Report the number of lines containing "Start", with no other words.
#### Data section
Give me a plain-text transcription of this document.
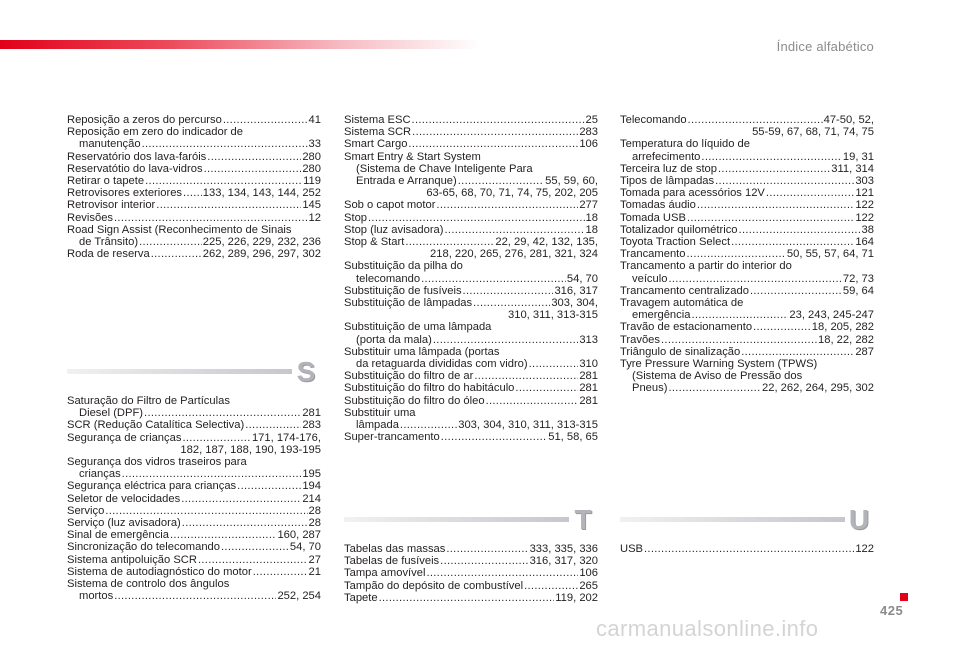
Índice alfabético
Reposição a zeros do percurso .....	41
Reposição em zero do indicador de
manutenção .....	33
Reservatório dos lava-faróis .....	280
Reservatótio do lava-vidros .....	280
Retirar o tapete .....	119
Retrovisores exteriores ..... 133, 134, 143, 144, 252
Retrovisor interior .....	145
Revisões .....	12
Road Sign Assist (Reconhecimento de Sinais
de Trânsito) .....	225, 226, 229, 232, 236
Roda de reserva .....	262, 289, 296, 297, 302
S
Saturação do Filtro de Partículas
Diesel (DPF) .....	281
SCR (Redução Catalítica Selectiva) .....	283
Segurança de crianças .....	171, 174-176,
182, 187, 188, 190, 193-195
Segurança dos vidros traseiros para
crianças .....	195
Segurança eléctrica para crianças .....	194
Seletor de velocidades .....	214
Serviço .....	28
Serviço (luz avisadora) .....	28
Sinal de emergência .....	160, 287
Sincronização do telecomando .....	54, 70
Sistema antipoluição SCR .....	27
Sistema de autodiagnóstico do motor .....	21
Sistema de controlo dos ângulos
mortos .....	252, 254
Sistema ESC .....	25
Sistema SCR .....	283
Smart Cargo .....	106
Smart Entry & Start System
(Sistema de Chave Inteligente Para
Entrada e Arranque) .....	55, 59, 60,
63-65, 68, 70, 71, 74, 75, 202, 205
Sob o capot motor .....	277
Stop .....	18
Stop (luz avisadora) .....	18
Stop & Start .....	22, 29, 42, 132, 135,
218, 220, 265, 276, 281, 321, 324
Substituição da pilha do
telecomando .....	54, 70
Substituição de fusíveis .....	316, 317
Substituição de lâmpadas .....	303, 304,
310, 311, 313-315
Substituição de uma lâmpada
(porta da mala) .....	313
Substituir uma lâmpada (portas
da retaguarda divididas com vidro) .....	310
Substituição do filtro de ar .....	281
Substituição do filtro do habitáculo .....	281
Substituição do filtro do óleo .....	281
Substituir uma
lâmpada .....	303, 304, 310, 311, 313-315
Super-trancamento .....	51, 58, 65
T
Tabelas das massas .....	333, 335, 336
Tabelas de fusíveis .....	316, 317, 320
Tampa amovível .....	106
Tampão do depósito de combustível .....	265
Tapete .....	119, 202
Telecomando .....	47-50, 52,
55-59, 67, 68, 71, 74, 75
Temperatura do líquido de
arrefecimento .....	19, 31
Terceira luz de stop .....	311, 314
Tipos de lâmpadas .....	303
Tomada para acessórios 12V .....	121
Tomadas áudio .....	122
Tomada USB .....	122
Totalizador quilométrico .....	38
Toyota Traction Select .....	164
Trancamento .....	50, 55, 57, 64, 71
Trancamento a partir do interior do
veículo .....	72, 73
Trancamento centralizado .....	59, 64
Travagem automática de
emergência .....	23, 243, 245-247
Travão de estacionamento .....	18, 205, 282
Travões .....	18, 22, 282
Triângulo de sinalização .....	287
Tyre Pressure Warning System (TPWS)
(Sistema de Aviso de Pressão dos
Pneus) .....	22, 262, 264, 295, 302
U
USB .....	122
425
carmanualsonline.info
########
__Final result__: 2